Data extracted from a collection
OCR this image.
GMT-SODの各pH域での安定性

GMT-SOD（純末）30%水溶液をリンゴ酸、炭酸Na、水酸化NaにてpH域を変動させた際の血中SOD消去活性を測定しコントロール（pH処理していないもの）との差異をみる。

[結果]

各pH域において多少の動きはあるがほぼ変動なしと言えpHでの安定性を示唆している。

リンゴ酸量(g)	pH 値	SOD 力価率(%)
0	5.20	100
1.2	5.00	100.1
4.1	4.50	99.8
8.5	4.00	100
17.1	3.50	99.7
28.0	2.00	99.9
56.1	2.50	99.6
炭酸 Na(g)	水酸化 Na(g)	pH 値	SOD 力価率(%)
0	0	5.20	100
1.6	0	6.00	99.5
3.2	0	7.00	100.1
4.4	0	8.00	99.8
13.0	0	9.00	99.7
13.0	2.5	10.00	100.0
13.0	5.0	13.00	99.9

Requirement:
Return all of the above records exactly, leaving no line out.

Response to the exercise:
OCR this image.
GMT-SODの各pH域での安定性

GMT-SOD（純末）30%水溶液をリンゴ酸、炭酸Na、水酸化NaにてpH域を変動させた際の血中SOD消去活性を測定しコントロール（pH処理していないもの）との差異をみる。

[結果]

各pH域において多少の動きはあるがほぼ変動なしと言えpHでの安定性を示唆している。

リンゴ酸量(g)	pH 値	SOD 力価率(%)
0	5.20	100
1.2	5.00	100.1
4.1	4.50	99.8
8.5	4.00	100
17.1	3.50	99.7
28.0	2.00	99.9
56.1	2.50	99.6
炭酸 Na(g)	水酸化 Na(g)	pH 値	SOD 力価率(%)
0	0	5.20	100
1.6	0	6.00	99.5
3.2	0	7.00	100.1
4.4	0	8.00	99.8
13.0	0	9.00	99.7
13.0	2.5	10.00	100.0
13.0	5.0	13.00	99.9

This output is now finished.